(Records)

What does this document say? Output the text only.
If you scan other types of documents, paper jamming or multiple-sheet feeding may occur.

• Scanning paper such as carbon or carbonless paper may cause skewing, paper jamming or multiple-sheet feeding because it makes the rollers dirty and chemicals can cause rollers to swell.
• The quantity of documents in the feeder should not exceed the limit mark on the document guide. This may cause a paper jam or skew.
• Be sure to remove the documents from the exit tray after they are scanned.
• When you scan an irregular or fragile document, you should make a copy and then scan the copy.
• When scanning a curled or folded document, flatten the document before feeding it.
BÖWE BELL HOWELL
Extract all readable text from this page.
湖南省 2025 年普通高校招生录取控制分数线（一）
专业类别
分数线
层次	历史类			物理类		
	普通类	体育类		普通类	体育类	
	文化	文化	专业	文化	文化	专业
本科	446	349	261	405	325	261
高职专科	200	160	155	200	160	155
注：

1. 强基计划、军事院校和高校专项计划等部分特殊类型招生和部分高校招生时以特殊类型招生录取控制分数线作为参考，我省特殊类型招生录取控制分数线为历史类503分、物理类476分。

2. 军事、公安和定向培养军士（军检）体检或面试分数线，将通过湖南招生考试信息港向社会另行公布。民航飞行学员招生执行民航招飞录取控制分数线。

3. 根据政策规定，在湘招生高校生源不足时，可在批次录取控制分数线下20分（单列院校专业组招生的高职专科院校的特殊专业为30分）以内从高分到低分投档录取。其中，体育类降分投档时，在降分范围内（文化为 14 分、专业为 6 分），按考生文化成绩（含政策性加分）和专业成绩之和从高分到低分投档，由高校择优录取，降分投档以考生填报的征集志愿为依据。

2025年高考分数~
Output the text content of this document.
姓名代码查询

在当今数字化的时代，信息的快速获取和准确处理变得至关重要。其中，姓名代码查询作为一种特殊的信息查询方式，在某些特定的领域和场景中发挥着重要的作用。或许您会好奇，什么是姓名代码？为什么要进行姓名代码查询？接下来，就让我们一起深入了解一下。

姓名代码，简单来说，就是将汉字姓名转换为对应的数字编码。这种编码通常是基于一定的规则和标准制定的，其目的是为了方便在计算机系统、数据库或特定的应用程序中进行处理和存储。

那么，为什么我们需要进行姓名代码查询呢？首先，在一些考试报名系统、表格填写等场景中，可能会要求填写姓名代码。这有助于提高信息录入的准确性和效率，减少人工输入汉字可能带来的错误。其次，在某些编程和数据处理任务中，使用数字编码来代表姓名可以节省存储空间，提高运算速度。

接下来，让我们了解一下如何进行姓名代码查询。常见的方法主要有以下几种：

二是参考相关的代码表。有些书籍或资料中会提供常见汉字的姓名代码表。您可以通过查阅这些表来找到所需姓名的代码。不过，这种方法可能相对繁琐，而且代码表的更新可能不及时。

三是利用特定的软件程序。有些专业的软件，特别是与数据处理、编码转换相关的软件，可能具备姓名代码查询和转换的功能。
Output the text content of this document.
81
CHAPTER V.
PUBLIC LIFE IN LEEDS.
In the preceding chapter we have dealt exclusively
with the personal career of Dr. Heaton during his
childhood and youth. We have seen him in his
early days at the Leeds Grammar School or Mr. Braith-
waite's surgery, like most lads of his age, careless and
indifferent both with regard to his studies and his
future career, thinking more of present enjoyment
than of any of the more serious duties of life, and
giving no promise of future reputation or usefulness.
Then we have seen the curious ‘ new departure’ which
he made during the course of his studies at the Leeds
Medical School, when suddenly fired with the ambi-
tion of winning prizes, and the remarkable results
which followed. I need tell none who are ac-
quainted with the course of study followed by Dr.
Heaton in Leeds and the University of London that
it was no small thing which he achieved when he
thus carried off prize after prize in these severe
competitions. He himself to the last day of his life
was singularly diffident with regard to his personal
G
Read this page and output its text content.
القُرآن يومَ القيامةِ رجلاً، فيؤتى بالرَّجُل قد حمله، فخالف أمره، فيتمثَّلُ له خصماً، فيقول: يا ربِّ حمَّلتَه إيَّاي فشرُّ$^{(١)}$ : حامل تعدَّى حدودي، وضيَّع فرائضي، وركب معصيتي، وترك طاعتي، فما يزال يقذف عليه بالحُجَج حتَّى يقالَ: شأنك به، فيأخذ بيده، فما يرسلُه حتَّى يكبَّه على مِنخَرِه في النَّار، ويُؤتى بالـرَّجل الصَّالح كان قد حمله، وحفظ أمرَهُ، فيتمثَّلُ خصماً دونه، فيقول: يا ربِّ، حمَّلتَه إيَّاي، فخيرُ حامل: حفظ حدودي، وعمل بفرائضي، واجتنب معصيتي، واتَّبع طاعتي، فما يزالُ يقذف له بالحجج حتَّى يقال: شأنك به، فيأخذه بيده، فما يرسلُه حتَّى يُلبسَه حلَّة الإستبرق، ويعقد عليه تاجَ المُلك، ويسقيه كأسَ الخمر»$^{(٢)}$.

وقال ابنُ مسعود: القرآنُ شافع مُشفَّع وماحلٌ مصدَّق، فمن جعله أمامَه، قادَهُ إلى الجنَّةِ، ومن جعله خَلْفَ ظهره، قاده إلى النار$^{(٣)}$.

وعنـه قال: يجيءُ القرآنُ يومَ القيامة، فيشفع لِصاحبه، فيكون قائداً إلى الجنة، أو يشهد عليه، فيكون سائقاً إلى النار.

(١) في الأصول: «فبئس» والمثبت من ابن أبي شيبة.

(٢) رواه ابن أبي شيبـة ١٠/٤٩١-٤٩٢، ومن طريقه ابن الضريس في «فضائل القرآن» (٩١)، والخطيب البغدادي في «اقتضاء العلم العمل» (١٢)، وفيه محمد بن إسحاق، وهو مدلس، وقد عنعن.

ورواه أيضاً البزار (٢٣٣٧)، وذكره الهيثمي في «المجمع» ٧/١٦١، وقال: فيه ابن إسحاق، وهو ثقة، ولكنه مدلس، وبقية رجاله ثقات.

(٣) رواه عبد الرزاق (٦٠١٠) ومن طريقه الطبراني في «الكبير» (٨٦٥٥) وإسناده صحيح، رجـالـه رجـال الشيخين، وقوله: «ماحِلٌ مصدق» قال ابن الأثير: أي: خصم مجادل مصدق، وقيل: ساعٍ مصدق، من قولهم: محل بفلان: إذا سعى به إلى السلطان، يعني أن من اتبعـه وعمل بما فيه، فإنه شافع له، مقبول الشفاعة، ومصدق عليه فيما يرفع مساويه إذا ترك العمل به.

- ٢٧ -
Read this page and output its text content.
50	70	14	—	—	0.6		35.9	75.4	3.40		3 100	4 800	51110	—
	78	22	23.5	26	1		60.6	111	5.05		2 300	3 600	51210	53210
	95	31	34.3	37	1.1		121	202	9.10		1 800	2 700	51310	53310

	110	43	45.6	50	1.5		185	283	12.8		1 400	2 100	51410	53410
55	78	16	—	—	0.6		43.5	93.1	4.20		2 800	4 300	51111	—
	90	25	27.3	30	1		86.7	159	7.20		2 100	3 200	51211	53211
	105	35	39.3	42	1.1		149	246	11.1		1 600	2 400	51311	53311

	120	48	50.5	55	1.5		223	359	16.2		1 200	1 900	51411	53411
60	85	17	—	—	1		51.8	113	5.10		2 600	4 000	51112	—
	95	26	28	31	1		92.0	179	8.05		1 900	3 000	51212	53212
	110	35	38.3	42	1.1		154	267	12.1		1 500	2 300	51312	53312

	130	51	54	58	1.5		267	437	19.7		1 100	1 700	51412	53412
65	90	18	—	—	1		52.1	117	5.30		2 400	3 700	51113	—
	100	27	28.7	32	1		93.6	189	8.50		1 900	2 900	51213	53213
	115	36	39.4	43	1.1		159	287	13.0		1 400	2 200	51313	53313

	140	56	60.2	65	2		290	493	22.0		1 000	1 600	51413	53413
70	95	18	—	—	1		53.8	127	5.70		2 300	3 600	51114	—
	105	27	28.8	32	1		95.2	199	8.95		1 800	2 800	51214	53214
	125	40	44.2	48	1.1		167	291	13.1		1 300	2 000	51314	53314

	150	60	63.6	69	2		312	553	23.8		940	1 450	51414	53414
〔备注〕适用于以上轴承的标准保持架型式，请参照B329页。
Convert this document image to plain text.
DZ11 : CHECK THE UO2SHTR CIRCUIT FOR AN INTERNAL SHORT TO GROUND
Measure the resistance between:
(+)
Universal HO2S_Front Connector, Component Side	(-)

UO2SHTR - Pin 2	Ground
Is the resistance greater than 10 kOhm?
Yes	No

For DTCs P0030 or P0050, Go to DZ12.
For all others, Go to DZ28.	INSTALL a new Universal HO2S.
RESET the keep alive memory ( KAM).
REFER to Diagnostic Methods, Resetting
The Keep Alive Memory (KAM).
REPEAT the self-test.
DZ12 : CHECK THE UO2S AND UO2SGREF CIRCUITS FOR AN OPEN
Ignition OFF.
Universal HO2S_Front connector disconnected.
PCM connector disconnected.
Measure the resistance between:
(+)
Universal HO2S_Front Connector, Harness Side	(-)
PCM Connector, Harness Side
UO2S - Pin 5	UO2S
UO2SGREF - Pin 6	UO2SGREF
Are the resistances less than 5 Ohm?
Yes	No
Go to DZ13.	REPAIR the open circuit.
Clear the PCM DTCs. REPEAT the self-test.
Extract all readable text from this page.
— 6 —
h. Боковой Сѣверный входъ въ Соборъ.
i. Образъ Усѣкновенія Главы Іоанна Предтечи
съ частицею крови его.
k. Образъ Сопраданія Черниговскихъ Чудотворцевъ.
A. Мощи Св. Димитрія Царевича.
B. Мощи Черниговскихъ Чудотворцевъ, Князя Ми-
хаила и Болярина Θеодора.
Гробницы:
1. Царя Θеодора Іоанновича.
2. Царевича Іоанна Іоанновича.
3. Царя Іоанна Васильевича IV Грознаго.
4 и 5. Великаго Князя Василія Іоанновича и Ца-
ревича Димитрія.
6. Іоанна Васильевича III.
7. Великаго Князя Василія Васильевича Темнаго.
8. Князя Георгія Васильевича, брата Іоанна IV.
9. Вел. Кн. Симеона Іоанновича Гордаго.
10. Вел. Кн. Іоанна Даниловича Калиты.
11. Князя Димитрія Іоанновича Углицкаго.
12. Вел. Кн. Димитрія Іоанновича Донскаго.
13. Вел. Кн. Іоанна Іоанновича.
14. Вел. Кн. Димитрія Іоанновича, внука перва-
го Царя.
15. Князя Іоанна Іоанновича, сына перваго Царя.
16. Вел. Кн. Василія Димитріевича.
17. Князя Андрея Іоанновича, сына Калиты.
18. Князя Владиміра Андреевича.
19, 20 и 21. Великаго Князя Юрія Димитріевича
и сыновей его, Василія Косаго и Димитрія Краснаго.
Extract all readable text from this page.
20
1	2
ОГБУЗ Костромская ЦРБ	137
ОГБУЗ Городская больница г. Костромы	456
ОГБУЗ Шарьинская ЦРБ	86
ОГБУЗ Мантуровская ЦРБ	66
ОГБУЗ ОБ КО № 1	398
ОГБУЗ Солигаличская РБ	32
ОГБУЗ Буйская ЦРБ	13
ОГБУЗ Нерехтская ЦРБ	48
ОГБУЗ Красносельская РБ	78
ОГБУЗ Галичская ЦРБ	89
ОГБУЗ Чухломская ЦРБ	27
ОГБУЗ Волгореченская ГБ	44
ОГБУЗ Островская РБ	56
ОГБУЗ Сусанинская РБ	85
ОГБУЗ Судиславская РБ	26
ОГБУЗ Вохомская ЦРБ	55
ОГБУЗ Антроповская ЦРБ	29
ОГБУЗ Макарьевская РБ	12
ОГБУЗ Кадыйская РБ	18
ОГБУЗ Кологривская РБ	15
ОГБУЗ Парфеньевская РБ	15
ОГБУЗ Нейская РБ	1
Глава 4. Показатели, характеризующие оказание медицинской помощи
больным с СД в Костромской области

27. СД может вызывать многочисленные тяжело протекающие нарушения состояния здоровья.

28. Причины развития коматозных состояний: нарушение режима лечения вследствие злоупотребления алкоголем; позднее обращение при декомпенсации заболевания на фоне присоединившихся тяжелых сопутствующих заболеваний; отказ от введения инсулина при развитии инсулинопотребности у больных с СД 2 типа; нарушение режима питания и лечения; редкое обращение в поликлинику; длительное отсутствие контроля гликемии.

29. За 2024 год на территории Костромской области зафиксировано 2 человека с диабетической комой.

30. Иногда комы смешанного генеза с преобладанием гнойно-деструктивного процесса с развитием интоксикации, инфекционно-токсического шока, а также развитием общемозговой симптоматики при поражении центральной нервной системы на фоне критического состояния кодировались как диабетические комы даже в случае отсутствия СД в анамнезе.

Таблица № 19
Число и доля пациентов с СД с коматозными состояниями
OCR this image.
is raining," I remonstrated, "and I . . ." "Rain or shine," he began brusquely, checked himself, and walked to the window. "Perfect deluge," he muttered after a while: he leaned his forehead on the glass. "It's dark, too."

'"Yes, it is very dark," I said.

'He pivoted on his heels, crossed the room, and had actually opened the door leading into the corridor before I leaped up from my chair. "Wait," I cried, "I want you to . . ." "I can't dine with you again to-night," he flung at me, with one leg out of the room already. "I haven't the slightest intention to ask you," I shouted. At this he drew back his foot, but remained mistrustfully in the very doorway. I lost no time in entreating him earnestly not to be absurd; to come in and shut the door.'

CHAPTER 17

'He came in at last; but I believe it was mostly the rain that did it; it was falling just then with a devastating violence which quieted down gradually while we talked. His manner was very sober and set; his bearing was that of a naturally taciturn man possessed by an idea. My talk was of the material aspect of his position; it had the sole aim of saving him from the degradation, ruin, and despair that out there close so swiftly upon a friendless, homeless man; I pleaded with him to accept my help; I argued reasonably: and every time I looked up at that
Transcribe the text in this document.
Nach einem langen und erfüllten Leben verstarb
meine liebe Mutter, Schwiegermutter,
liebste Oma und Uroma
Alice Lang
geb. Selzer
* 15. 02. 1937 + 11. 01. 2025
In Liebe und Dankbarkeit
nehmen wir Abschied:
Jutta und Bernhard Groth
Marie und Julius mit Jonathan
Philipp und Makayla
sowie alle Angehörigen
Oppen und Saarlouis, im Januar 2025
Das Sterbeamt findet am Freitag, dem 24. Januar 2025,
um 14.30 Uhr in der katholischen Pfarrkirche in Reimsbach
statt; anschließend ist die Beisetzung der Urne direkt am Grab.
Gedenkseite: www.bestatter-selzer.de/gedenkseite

* [Task] Lines from the records above that hold "REPEAT" are the ones to list.

* [Written reply]
REPEAT the self-test.
Clear the PCM DTCs. REPEAT the self-test.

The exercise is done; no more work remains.